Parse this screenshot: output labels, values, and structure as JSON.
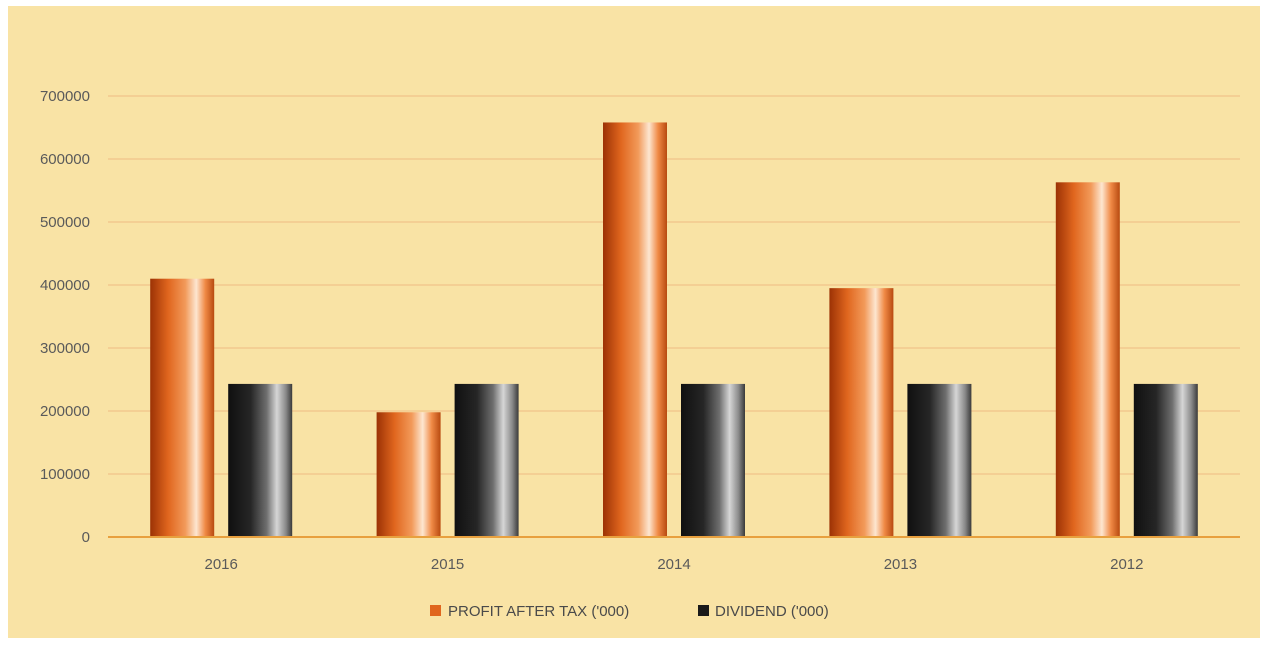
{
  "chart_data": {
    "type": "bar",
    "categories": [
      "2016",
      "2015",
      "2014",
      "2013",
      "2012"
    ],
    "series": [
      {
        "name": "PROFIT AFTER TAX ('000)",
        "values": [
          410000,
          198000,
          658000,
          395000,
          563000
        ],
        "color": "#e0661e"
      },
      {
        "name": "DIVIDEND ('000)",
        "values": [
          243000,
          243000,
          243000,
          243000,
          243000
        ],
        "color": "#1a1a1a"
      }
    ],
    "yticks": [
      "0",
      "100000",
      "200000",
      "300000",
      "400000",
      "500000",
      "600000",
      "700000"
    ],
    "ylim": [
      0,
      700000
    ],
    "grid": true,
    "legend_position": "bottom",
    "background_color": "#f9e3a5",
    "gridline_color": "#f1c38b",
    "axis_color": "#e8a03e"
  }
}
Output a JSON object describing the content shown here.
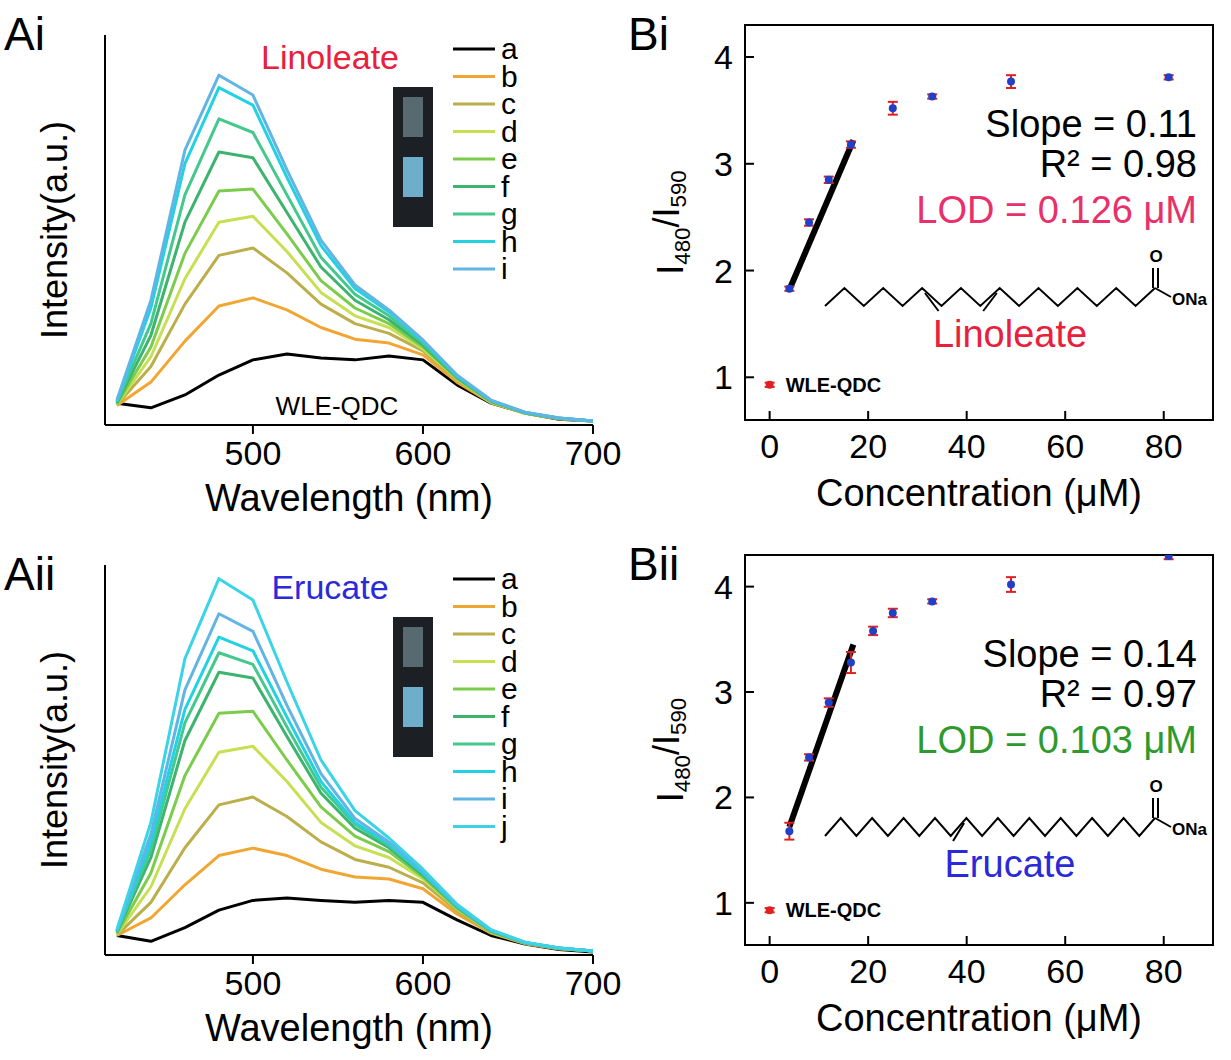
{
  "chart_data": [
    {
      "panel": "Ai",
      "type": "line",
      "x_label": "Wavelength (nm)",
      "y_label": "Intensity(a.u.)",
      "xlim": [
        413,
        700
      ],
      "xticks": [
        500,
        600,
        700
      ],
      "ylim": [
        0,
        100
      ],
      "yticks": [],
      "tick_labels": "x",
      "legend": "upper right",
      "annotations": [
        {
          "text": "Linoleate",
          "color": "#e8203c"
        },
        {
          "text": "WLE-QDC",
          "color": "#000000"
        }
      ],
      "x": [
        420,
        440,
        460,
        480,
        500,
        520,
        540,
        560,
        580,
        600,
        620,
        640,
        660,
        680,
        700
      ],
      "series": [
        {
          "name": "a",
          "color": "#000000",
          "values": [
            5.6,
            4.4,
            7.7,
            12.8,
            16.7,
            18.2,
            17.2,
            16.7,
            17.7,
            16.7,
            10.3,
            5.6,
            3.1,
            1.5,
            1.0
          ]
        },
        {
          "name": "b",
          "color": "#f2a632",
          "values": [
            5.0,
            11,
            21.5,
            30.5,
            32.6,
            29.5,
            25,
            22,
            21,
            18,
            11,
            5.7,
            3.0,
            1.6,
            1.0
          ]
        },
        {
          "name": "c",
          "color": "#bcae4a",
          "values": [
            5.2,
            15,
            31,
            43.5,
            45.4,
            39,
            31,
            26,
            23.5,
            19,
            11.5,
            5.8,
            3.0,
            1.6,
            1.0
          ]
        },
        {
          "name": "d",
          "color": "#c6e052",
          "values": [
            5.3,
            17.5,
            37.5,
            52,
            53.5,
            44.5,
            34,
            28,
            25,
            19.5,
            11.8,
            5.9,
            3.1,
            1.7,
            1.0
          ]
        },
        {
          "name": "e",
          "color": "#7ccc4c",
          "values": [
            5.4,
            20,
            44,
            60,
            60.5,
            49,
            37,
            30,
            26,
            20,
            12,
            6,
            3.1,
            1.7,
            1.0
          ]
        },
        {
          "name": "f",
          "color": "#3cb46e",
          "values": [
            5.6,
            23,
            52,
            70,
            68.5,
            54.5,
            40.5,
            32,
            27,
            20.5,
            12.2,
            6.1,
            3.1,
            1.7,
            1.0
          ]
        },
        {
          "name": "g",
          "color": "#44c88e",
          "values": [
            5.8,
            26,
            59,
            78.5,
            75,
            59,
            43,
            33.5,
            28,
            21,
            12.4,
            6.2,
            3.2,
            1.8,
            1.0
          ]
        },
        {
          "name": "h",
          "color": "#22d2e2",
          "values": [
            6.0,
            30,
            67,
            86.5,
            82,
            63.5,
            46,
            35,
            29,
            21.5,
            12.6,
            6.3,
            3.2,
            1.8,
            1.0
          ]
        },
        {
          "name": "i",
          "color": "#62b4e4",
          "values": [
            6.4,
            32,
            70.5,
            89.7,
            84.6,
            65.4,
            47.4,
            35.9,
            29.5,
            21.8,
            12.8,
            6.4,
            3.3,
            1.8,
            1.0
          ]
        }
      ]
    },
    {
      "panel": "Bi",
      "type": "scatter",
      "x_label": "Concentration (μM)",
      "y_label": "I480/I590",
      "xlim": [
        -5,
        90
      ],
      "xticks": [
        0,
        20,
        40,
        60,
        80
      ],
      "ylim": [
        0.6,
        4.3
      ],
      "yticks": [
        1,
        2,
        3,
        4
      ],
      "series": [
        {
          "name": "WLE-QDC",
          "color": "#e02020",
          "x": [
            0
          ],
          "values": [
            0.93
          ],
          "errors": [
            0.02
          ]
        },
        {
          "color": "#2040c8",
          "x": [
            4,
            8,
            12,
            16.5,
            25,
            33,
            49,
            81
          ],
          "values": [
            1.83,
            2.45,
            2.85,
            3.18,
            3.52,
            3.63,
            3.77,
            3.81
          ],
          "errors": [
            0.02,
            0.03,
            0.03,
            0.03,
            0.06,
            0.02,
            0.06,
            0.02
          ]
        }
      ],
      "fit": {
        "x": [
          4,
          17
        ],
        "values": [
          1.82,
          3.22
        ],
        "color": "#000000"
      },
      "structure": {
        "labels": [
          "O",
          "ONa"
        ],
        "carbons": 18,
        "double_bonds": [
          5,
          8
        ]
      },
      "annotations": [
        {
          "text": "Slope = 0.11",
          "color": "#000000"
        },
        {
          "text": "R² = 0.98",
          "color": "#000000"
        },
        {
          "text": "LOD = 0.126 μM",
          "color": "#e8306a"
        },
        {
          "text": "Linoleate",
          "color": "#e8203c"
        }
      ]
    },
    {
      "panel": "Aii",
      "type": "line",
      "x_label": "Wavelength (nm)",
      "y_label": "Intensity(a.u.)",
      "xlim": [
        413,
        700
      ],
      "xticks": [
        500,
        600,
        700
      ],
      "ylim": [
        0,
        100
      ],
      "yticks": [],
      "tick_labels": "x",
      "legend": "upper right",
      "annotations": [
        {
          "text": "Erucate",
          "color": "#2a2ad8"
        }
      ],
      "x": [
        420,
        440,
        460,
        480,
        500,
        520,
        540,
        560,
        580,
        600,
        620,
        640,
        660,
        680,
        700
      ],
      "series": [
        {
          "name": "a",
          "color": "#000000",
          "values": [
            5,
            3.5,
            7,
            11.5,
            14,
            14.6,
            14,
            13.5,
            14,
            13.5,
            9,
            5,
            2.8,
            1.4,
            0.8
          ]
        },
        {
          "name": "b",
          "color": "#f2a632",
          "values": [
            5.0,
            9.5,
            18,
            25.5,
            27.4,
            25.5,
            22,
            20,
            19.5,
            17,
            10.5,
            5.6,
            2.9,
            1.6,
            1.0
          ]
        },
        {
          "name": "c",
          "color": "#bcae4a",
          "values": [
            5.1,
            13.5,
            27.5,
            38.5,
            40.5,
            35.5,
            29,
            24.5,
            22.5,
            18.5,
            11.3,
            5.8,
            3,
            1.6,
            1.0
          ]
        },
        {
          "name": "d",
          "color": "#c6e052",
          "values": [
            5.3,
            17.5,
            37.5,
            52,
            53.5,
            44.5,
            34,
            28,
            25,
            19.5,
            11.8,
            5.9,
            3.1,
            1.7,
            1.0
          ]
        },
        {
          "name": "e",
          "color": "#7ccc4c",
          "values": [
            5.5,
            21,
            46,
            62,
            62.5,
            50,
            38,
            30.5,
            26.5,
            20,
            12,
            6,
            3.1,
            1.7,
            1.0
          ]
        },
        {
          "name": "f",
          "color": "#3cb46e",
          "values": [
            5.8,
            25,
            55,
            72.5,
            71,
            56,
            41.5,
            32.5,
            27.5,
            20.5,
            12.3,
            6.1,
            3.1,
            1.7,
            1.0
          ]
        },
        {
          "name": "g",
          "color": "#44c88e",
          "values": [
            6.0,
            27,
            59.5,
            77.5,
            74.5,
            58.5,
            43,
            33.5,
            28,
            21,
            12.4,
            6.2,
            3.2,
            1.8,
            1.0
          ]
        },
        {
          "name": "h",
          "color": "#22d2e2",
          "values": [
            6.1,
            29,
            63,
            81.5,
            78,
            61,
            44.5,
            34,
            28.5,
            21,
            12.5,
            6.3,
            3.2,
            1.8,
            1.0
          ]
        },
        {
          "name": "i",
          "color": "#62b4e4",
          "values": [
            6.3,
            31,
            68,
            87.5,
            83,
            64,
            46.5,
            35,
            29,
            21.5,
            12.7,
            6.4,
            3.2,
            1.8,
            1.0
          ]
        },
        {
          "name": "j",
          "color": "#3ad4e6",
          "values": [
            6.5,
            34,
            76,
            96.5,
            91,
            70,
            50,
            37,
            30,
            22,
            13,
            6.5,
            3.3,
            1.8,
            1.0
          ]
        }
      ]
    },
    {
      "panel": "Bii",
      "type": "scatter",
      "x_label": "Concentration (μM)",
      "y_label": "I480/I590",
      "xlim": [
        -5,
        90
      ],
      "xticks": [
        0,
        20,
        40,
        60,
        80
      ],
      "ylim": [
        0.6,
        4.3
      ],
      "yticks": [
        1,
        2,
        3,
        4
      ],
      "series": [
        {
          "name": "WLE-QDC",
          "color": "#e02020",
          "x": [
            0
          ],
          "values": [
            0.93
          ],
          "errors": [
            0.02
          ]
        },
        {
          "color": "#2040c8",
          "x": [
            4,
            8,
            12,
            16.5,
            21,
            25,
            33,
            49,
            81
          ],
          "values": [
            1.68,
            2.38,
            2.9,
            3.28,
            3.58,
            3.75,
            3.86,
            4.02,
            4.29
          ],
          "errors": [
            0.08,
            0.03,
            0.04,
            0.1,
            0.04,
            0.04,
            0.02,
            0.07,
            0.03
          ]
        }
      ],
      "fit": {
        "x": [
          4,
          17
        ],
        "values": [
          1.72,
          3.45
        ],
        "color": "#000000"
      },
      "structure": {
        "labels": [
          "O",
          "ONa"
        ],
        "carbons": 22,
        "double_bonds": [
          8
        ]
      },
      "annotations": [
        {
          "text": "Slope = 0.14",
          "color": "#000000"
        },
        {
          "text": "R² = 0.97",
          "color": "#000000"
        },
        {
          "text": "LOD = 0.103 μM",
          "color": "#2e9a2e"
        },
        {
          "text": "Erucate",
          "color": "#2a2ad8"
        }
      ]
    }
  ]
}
# # # # # # #
Filter the records down to the lines that contain the string "panel", and copy those lines.

= OUTPUT =
      "panel": "Ai",
      "panel": "Bi",
      "panel": "Aii",
      "panel": "Bii",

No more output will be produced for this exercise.